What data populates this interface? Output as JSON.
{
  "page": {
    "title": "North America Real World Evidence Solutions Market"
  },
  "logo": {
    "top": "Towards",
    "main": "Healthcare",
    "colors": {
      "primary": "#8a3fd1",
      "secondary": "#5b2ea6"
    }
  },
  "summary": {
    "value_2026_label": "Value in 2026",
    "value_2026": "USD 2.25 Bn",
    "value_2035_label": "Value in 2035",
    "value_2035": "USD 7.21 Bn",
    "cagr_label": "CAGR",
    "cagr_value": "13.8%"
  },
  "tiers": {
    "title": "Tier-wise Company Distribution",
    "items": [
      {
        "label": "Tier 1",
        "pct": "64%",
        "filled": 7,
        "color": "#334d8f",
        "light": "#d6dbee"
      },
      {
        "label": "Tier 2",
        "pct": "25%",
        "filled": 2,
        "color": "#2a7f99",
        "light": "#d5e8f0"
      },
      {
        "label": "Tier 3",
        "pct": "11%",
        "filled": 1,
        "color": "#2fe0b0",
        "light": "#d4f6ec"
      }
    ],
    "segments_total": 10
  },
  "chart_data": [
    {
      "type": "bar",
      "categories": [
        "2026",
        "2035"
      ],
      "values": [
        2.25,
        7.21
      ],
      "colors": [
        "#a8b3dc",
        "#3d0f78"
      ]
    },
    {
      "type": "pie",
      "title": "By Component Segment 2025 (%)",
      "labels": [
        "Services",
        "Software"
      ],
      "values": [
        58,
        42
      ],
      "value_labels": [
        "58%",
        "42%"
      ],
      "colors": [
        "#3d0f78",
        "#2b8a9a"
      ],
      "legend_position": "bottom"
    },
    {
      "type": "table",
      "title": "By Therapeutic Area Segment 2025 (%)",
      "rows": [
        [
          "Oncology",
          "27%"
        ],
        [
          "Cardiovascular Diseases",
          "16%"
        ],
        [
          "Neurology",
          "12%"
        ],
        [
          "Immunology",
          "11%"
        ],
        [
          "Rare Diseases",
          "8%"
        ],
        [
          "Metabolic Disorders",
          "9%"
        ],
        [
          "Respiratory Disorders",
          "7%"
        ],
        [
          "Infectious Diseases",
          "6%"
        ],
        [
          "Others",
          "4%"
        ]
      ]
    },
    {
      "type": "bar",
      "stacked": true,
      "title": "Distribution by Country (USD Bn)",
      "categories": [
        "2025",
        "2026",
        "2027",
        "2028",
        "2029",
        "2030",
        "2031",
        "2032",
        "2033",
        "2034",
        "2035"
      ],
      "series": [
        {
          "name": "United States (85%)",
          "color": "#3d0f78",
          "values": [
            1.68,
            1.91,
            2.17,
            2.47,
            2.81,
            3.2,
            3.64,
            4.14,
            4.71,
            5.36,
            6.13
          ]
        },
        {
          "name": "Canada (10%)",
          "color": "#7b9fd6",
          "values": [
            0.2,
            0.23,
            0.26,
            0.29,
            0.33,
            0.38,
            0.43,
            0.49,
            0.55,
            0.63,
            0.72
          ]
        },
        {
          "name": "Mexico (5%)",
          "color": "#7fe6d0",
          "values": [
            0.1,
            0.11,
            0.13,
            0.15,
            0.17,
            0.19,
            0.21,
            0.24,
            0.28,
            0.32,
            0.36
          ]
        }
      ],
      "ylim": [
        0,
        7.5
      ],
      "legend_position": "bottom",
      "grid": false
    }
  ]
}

-=-=-=-=-

▸ Work to be completed
Show all lines from the data above in which the word "type" appears.

▸ Worked answer
      "type": "bar",
      "type": "pie",
      "type": "table",
      "type": "bar",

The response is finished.